Records for the exercise:
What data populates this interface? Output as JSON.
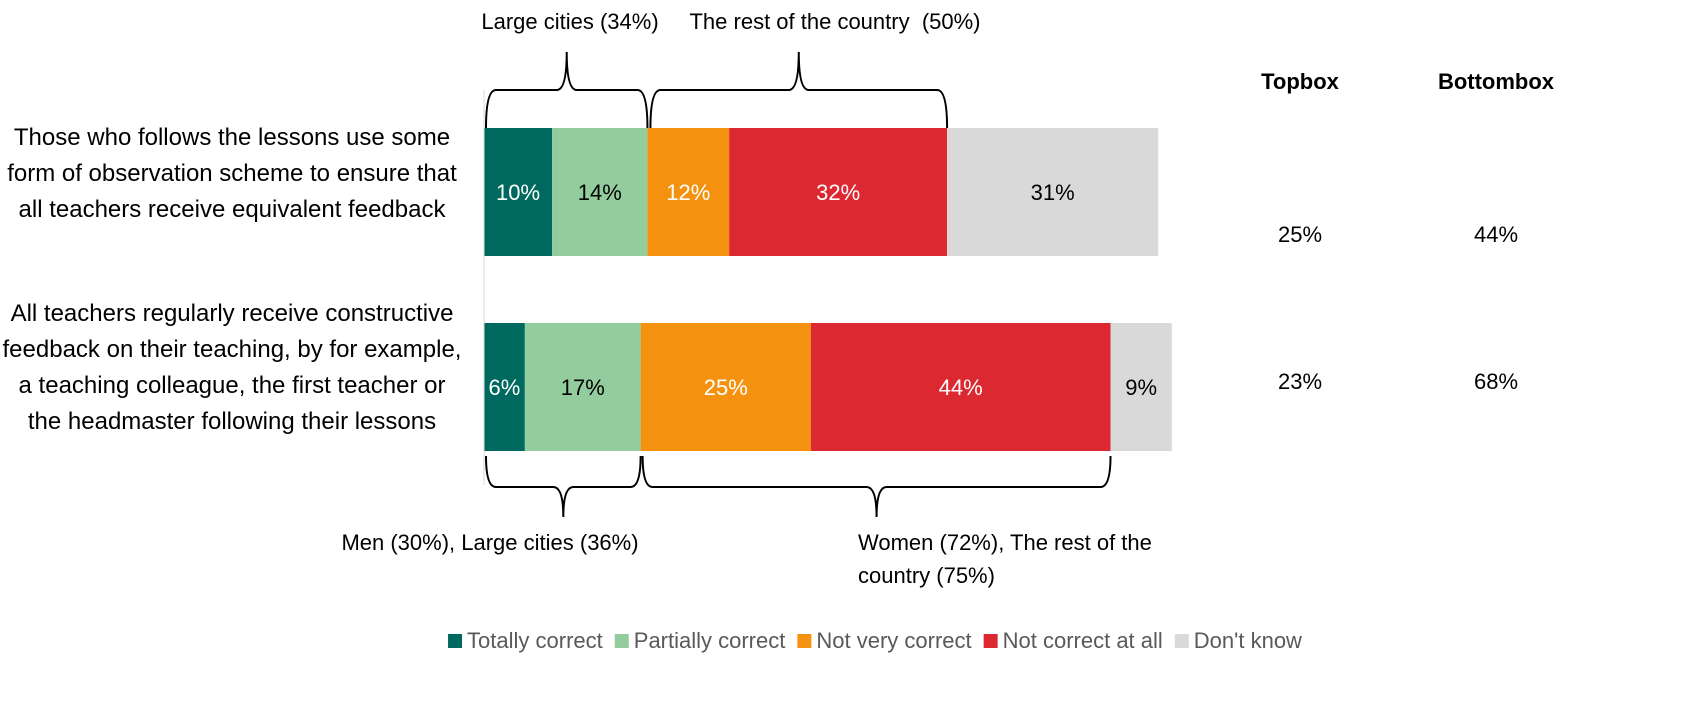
{
  "chart_data": {
    "type": "stacked-bar-horizontal",
    "categories": [
      "Those who follows the lessons use some form of observation scheme to ensure that all teachers receive equivalent feedback",
      "All teachers regularly receive constructive feedback on their teaching, by for example, a teaching colleague, the first teacher or the headmaster following their lessons"
    ],
    "xlim": [
      0,
      100
    ],
    "series": [
      {
        "name": "Totally correct",
        "color": "#00695f",
        "values": [
          10,
          6
        ],
        "value_labels": [
          "10%",
          "6%"
        ]
      },
      {
        "name": "Partially correct",
        "color": "#93cd9e",
        "values": [
          14,
          17
        ],
        "value_labels": [
          "14%",
          "17%"
        ]
      },
      {
        "name": "Not very correct",
        "color": "#f4920f",
        "values": [
          12,
          25
        ],
        "value_labels": [
          "12%",
          "25%"
        ]
      },
      {
        "name": "Not correct at all",
        "color": "#dc2831",
        "values": [
          32,
          44
        ],
        "value_labels": [
          "32%",
          "44%"
        ]
      },
      {
        "name": "Don't know",
        "color": "#d9d9d9",
        "values": [
          31,
          9
        ],
        "value_labels": [
          "31%",
          "9%"
        ]
      }
    ],
    "summary": [
      {
        "name": "Topbox",
        "values": [
          25,
          23
        ],
        "value_labels": [
          "25%",
          "23%"
        ]
      },
      {
        "name": "Bottombox",
        "values": [
          44,
          68
        ],
        "value_labels": [
          "44%",
          "68%"
        ]
      }
    ],
    "annotations": [
      "Large cities (34%)",
      "The rest of the country  (50%)",
      "Men (30%), Large cities (36%)",
      "Women (72%), The rest of the country (75%)"
    ],
    "legend": "bottom"
  }
}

Short exercise: Do not include images; quote all of the entries above exactly.

The reply:
What data populates this interface? Output as JSON.
{
  "chart_data": {
    "type": "stacked-bar-horizontal",
    "categories": [
      "Those who follows the lessons use some form of observation scheme to ensure that all teachers receive equivalent feedback",
      "All teachers regularly receive constructive feedback on their teaching, by for example, a teaching colleague, the first teacher or the headmaster following their lessons"
    ],
    "xlim": [
      0,
      100
    ],
    "series": [
      {
        "name": "Totally correct",
        "color": "#00695f",
        "values": [
          10,
          6
        ],
        "value_labels": [
          "10%",
          "6%"
        ]
      },
      {
        "name": "Partially correct",
        "color": "#93cd9e",
        "values": [
          14,
          17
        ],
        "value_labels": [
          "14%",
          "17%"
        ]
      },
      {
        "name": "Not very correct",
        "color": "#f4920f",
        "values": [
          12,
          25
        ],
        "value_labels": [
          "12%",
          "25%"
        ]
      },
      {
        "name": "Not correct at all",
        "color": "#dc2831",
        "values": [
          32,
          44
        ],
        "value_labels": [
          "32%",
          "44%"
        ]
      },
      {
        "name": "Don't know",
        "color": "#d9d9d9",
        "values": [
          31,
          9
        ],
        "value_labels": [
          "31%",
          "9%"
        ]
      }
    ],
    "summary": [
      {
        "name": "Topbox",
        "values": [
          25,
          23
        ],
        "value_labels": [
          "25%",
          "23%"
        ]
      },
      {
        "name": "Bottombox",
        "values": [
          44,
          68
        ],
        "value_labels": [
          "44%",
          "68%"
        ]
      }
    ],
    "annotations": [
      "Large cities (34%)",
      "The rest of the country  (50%)",
      "Men (30%), Large cities (36%)",
      "Women (72%), The rest of the country (75%)"
    ],
    "legend": "bottom"
  }
}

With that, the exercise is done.